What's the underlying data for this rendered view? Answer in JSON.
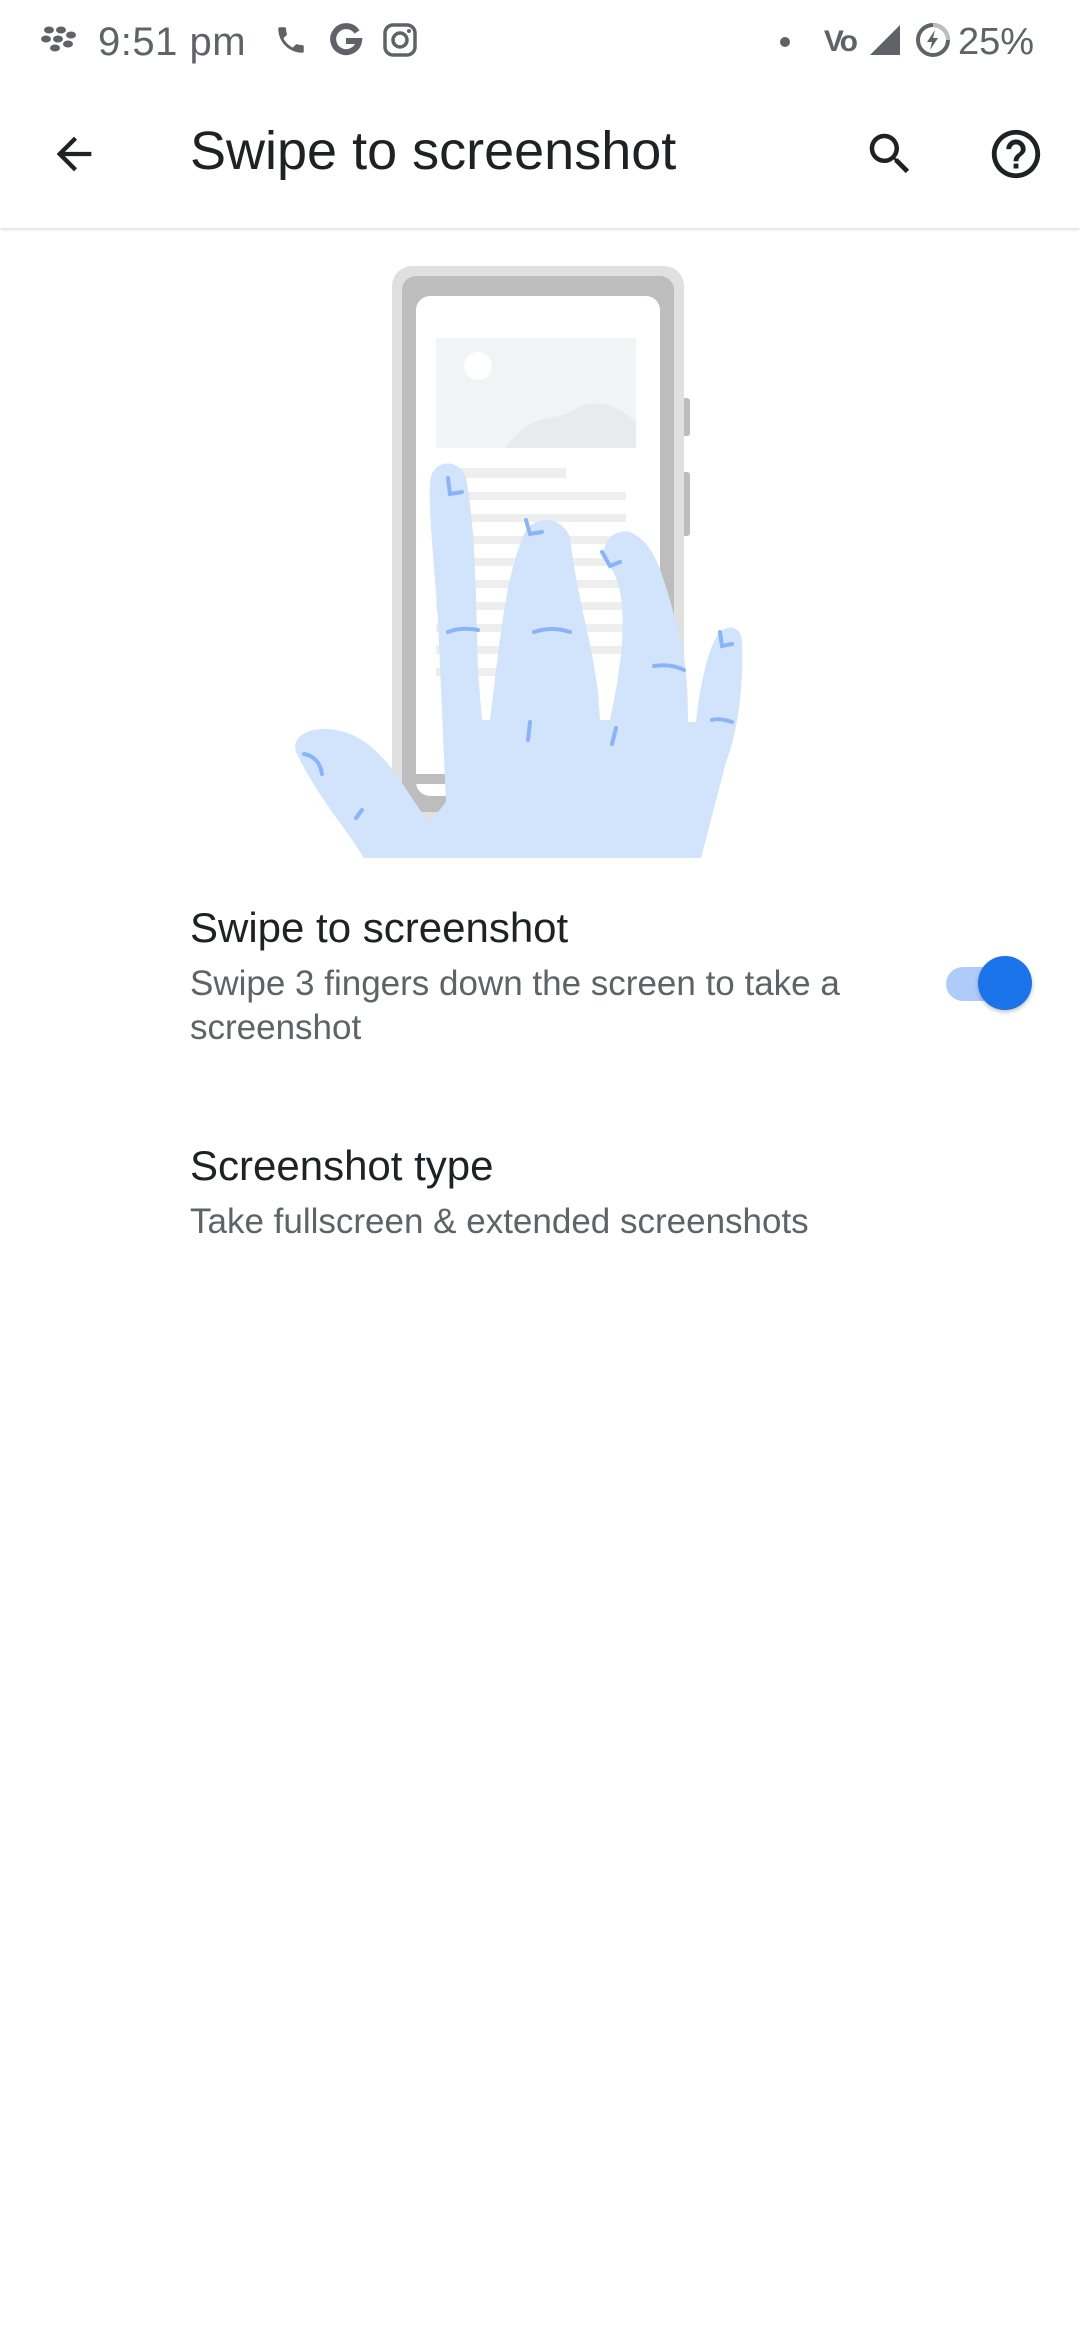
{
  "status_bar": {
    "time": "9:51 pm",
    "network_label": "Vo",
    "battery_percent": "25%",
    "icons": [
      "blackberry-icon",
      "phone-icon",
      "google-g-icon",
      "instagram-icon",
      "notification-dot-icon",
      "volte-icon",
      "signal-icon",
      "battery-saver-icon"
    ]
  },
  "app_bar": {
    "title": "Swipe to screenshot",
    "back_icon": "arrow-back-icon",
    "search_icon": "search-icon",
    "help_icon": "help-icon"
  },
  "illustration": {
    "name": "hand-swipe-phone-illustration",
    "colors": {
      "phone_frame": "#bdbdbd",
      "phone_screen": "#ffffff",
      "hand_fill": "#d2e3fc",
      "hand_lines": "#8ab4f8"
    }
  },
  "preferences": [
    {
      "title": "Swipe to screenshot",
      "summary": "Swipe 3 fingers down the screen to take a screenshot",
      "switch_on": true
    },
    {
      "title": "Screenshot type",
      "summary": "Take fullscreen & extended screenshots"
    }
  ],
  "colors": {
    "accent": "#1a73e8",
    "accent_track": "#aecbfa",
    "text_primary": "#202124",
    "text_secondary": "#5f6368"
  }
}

Stated task –
Locate the word "summary" in the entries, and copy every line where it is found.

Exercise answer –
      "summary": "Swipe 3 fingers down the screen to take a screenshot",
      "summary": "Take fullscreen & extended screenshots"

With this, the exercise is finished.